Copy every line of the records below that holds the word "circle".

#### Dataset listings of figures:

________________________________________

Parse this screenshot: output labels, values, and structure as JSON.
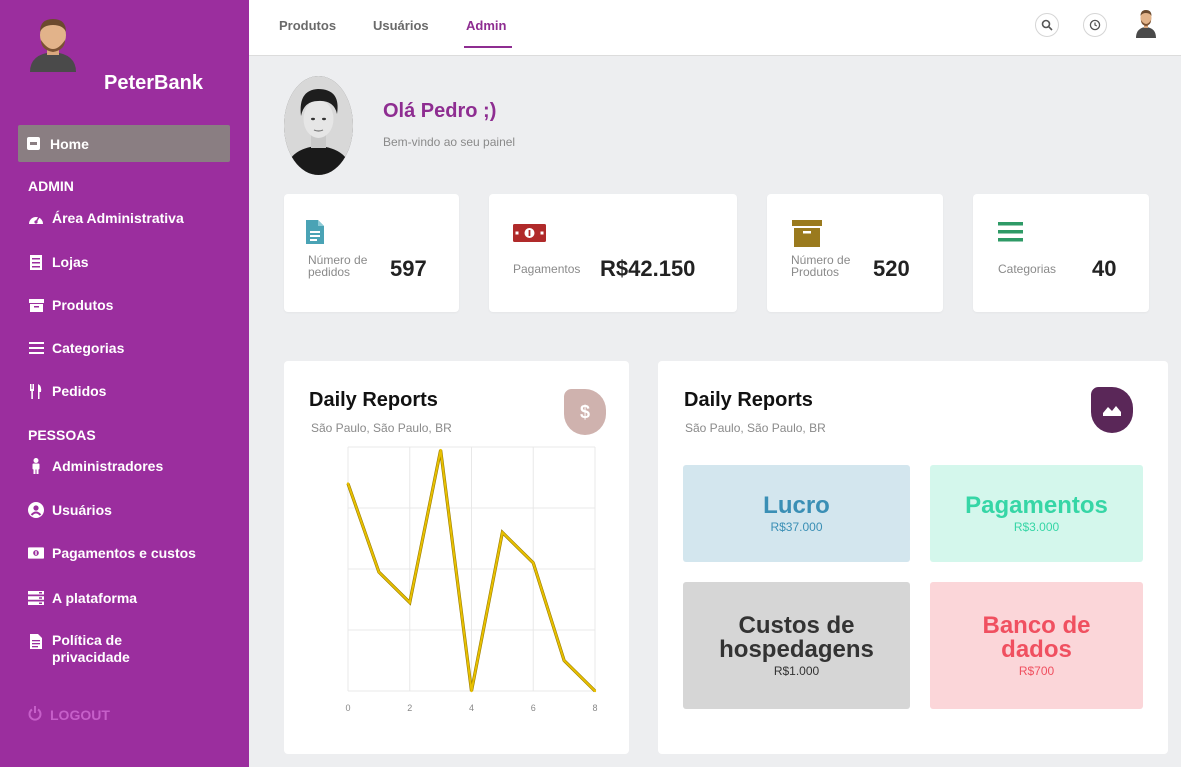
{
  "brand": {
    "name": "PeterBank"
  },
  "sidebar": {
    "home_label": "Home",
    "admin_section": "ADMIN",
    "people_section": "PESSOAS",
    "items": [
      {
        "label": "Área Administrativa",
        "icon": "dashboard-icon"
      },
      {
        "label": "Lojas",
        "icon": "store-icon"
      },
      {
        "label": "Produtos",
        "icon": "box-icon"
      },
      {
        "label": "Categorias",
        "icon": "list-icon"
      },
      {
        "label": "Pedidos",
        "icon": "utensils-icon"
      },
      {
        "label": "Administradores",
        "icon": "person-icon"
      },
      {
        "label": "Usuários",
        "icon": "user-circle-icon"
      },
      {
        "label": "Pagamentos e custos",
        "icon": "money-icon"
      },
      {
        "label": "A plataforma",
        "icon": "server-icon"
      },
      {
        "label": "Política de privacidade",
        "icon": "document-icon"
      }
    ],
    "logout_label": "LOGOUT"
  },
  "topbar": {
    "tabs": [
      {
        "label": "Produtos"
      },
      {
        "label": "Usuários"
      },
      {
        "label": "Admin",
        "active": true
      }
    ]
  },
  "welcome": {
    "greeting": "Olá Pedro ;)",
    "subtitle": "Bem-vindo ao seu painel"
  },
  "stats": [
    {
      "label_line1": "Número de",
      "label_line2": "pedidos",
      "value": "597",
      "icon": "file-icon",
      "color": "#4aa3b5"
    },
    {
      "label_line1": "Pagamentos",
      "label_line2": "",
      "value": "R$42.150",
      "icon": "money-icon",
      "color": "#b02a2a"
    },
    {
      "label_line1": "Número de",
      "label_line2": "Produtos",
      "value": "520",
      "icon": "archive-icon",
      "color": "#9a7a1e"
    },
    {
      "label_line1": "Categorias",
      "label_line2": "",
      "value": "40",
      "icon": "list-icon",
      "color": "#2e9a66"
    }
  ],
  "report_left": {
    "title": "Daily Reports",
    "subtitle": "São Paulo, São Paulo, BR",
    "badge_symbol": "$",
    "badge_color": "#cfb2ae"
  },
  "report_right": {
    "title": "Daily Reports",
    "subtitle": "São Paulo, São Paulo, BR",
    "badge_color": "#5a2758",
    "tiles": [
      {
        "title": "Lucro",
        "value": "R$37.000",
        "bg": "#d3e6ee",
        "fg": "#3a8fb5"
      },
      {
        "title": "Pagamentos",
        "value": "R$3.000",
        "bg": "#d4f7ec",
        "fg": "#36d6a6"
      },
      {
        "title": "Custos de hospedagens",
        "value": "R$1.000",
        "bg": "#d6d6d6",
        "fg": "#333333"
      },
      {
        "title": "Banco de dados",
        "value": "R$700",
        "bg": "#fbd6d9",
        "fg": "#f05060"
      }
    ]
  },
  "chart_data": {
    "type": "line",
    "x": [
      0,
      1,
      2,
      3,
      4,
      5,
      6,
      7,
      8
    ],
    "series": [
      {
        "values": [
          6.8,
          3.9,
          2.9,
          7.9,
          0,
          5.2,
          4.2,
          1.0,
          0
        ]
      }
    ],
    "xticks": [
      "0",
      "2",
      "4",
      "6",
      "8"
    ],
    "xlim": [
      0,
      8
    ],
    "ylim": [
      0,
      8
    ],
    "grid": true,
    "line_color": "#e8c000"
  }
}
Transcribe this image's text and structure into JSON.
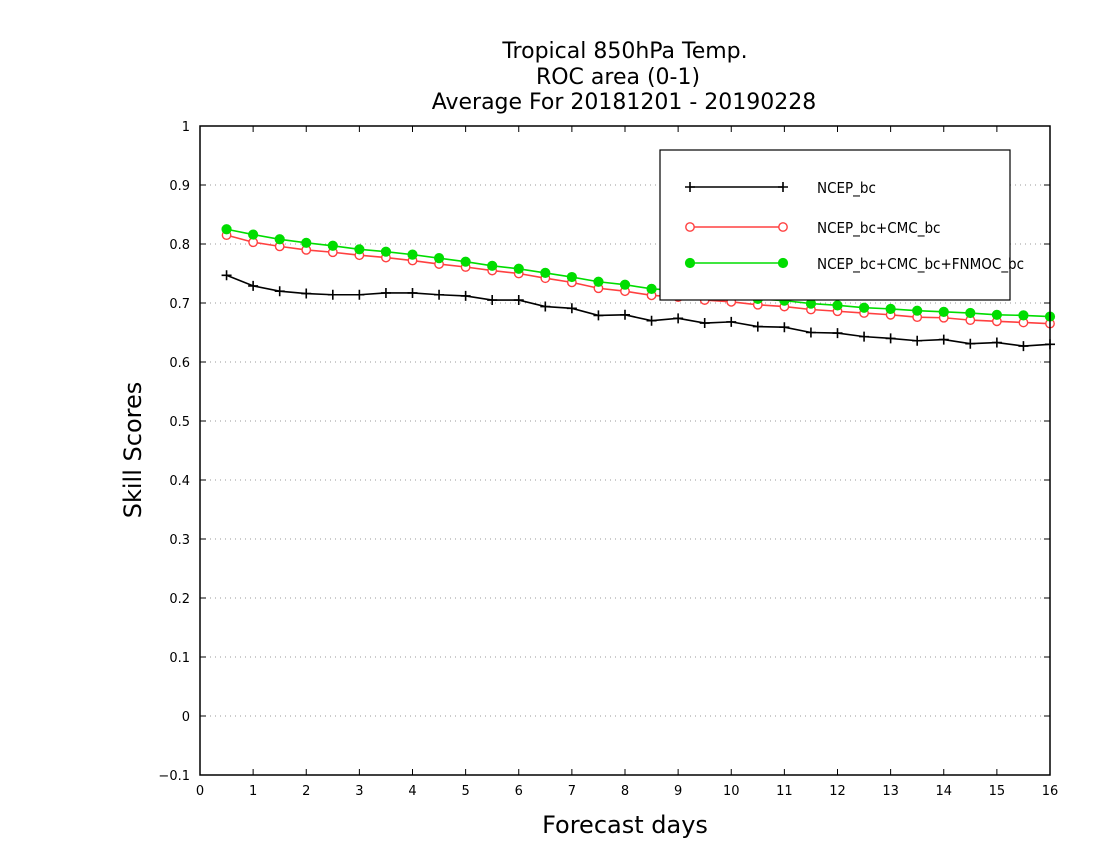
{
  "chart_data": {
    "type": "line",
    "title_lines": [
      "Tropical 850hPa Temp.",
      "ROC area (0-1)",
      "Average For 20181201 - 20190228"
    ],
    "xlabel": "Forecast days",
    "ylabel": "Skill Scores",
    "xlim": [
      0,
      16
    ],
    "ylim": [
      -0.1,
      1
    ],
    "x_ticks": [
      "0",
      "1",
      "2",
      "3",
      "4",
      "5",
      "6",
      "7",
      "8",
      "9",
      "10",
      "11",
      "12",
      "13",
      "14",
      "15",
      "16"
    ],
    "y_ticks": [
      "−0.1",
      "0",
      "0.1",
      "0.2",
      "0.3",
      "0.4",
      "0.5",
      "0.6",
      "0.7",
      "0.8",
      "0.9",
      "1"
    ],
    "grid": "horizontal dotted",
    "legend_position": "top-right",
    "x": [
      0.5,
      1,
      1.5,
      2,
      2.5,
      3,
      3.5,
      4,
      4.5,
      5,
      5.5,
      6,
      6.5,
      7,
      7.5,
      8,
      8.5,
      9,
      9.5,
      10,
      10.5,
      11,
      11.5,
      12,
      12.5,
      13,
      13.5,
      14,
      14.5,
      15,
      15.5,
      16
    ],
    "series": [
      {
        "name": "NCEP_bc",
        "color": "#000000",
        "marker": "plus",
        "values": [
          0.747,
          0.729,
          0.72,
          0.716,
          0.714,
          0.714,
          0.717,
          0.717,
          0.714,
          0.712,
          0.705,
          0.705,
          0.694,
          0.691,
          0.679,
          0.68,
          0.67,
          0.674,
          0.666,
          0.668,
          0.66,
          0.659,
          0.65,
          0.649,
          0.643,
          0.64,
          0.636,
          0.638,
          0.631,
          0.633,
          0.627,
          0.63
        ]
      },
      {
        "name": "NCEP_bc+CMC_bc",
        "color": "#ff4040",
        "marker": "open-circle",
        "values": [
          0.815,
          0.803,
          0.796,
          0.79,
          0.786,
          0.781,
          0.777,
          0.772,
          0.766,
          0.761,
          0.755,
          0.75,
          0.742,
          0.735,
          0.725,
          0.72,
          0.713,
          0.71,
          0.705,
          0.702,
          0.697,
          0.694,
          0.689,
          0.686,
          0.683,
          0.68,
          0.676,
          0.675,
          0.671,
          0.669,
          0.667,
          0.665
        ]
      },
      {
        "name": "NCEP_bc+CMC_bc+FNMOC_bc",
        "color": "#00dd00",
        "marker": "filled-circle",
        "values": [
          0.825,
          0.816,
          0.808,
          0.802,
          0.797,
          0.791,
          0.787,
          0.782,
          0.776,
          0.77,
          0.763,
          0.758,
          0.751,
          0.744,
          0.736,
          0.731,
          0.724,
          0.721,
          0.716,
          0.713,
          0.707,
          0.704,
          0.699,
          0.696,
          0.692,
          0.69,
          0.687,
          0.685,
          0.683,
          0.68,
          0.679,
          0.677
        ]
      }
    ]
  }
}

________________________________________

#### Completed exercise:
        "icon": "user-circle-icon"
        "marker": "open-circle",
        "marker": "filled-circle",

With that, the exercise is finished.